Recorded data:
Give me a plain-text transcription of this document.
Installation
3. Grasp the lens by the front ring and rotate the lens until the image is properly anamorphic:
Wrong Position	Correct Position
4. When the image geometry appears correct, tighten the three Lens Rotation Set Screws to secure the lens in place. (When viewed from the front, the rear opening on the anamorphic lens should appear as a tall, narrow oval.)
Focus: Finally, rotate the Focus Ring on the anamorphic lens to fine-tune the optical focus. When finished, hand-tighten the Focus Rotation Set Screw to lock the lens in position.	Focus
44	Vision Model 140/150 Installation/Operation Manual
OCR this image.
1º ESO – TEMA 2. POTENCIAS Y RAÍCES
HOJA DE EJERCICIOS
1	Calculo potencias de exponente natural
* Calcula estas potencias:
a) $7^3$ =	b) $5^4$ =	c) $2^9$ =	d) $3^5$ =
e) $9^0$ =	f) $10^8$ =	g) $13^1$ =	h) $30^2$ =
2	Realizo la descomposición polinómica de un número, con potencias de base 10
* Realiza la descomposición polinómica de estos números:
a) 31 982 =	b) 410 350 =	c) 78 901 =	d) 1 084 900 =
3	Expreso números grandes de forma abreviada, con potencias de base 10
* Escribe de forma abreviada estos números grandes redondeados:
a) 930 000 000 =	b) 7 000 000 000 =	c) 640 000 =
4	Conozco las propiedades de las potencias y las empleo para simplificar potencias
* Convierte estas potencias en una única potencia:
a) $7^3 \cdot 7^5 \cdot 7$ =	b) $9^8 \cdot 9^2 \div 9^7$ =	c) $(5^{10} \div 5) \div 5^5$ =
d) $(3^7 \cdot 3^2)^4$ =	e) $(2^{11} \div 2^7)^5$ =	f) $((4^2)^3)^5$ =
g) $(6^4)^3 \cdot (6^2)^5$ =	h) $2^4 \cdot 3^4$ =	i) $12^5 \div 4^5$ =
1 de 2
--
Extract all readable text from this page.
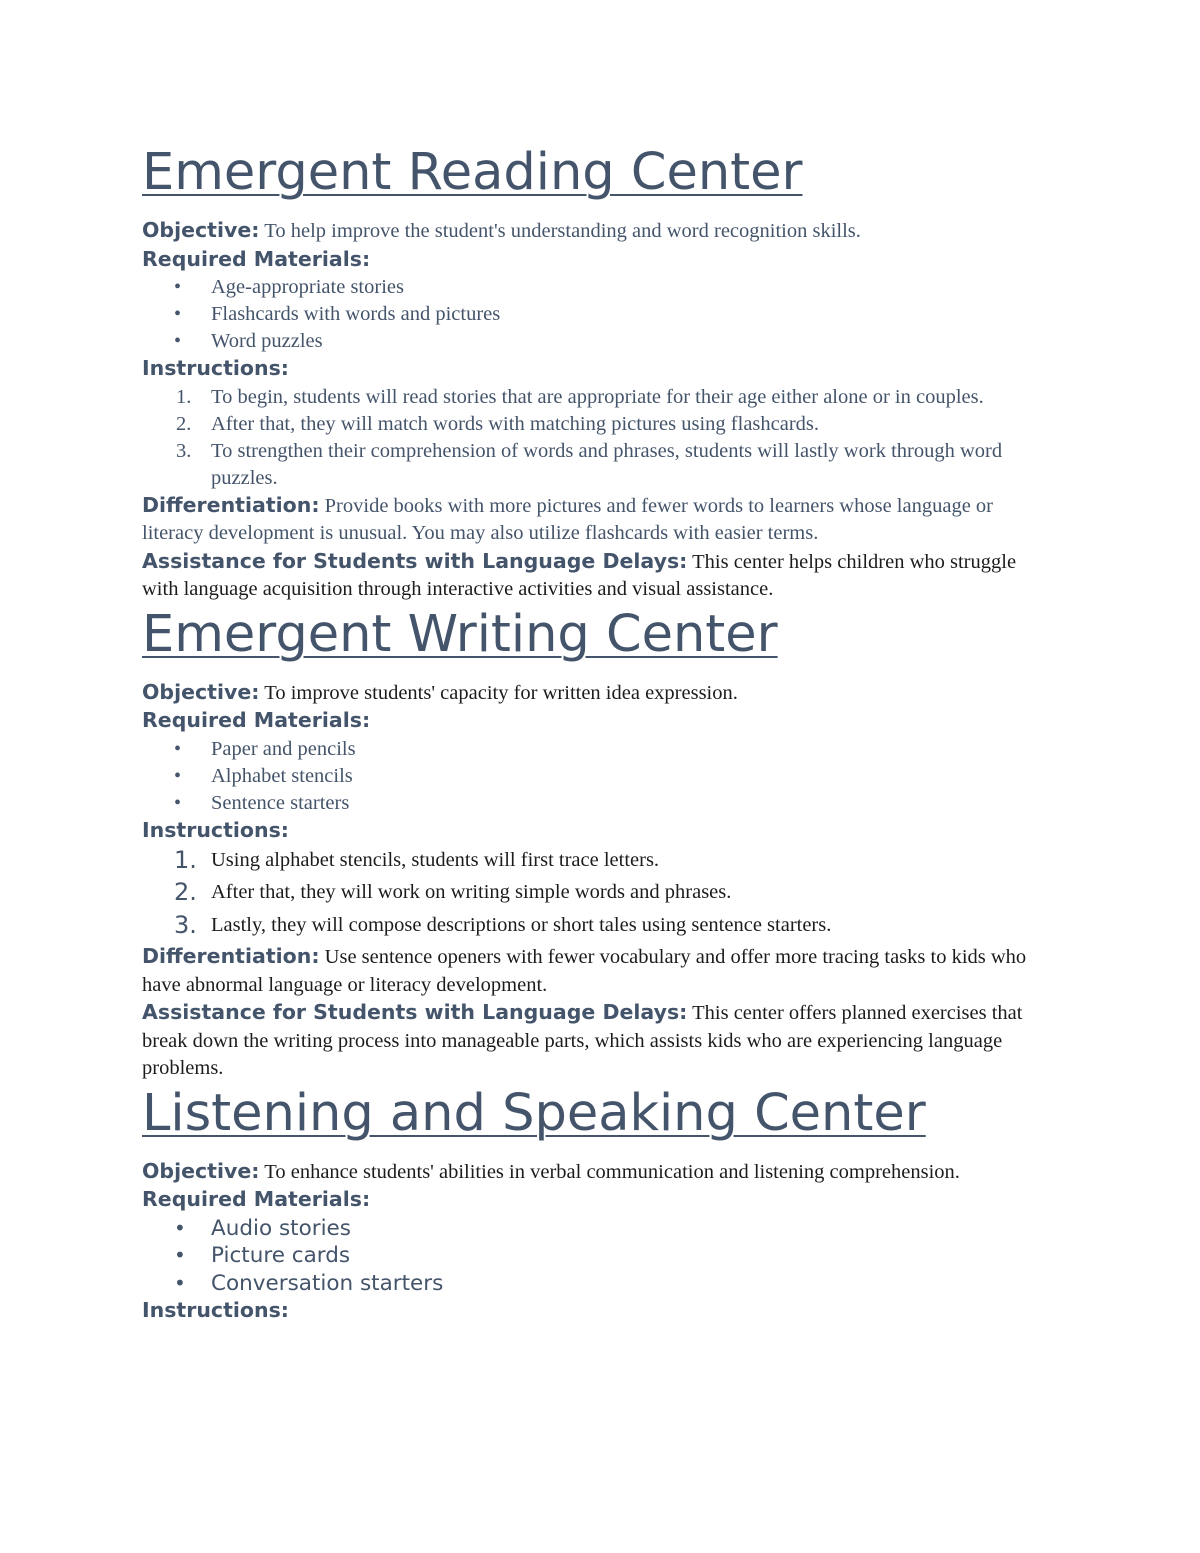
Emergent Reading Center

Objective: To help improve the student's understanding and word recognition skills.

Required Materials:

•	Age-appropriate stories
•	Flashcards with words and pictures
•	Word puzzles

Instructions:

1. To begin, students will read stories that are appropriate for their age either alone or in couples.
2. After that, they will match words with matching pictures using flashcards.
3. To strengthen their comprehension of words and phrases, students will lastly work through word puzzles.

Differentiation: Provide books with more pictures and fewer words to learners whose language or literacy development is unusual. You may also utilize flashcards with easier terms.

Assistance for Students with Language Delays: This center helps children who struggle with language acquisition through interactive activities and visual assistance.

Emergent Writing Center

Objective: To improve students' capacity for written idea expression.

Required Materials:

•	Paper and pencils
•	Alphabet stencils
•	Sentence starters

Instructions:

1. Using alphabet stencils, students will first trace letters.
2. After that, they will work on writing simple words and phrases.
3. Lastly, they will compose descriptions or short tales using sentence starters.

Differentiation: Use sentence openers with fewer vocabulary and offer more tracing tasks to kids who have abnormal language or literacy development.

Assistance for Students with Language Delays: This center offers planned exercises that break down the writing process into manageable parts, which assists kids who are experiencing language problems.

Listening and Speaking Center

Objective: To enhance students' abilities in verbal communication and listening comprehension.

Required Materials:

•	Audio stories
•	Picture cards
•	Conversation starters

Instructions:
---
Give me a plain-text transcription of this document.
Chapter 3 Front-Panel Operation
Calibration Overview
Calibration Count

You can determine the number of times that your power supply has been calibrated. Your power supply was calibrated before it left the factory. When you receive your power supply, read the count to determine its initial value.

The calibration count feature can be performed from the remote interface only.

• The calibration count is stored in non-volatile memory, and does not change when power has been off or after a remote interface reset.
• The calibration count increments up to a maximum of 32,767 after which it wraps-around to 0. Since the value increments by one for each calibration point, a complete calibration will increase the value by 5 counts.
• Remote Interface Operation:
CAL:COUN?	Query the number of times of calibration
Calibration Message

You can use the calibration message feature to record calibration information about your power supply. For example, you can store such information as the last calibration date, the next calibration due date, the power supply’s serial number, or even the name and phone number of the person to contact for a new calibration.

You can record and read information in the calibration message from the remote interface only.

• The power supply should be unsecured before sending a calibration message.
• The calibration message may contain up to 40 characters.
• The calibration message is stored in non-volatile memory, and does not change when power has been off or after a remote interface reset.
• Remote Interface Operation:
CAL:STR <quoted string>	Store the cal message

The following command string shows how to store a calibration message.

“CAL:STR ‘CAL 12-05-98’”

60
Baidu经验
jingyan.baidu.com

▸ **What to produce**
Check all the records above and select each line where the string "will" is found.

▸ **Reply**
1. To begin, students will read stories that are appropriate for their age either alone or in couples.
2. After that, they will match words with matching pictures using flashcards.
3. To strengthen their comprehension of words and phrases, students will lastly work through word puzzles.
1. Using alphabet stencils, students will first trace letters.
2. After that, they will work on writing simple words and phrases.
3. Lastly, they will compose descriptions or short tales using sentence starters.
• The calibration count increments up to a maximum of 32,767 after which it wraps-around to 0. Since the value increments by one for each calibration point, a complete calibration will increase the value by 5 counts.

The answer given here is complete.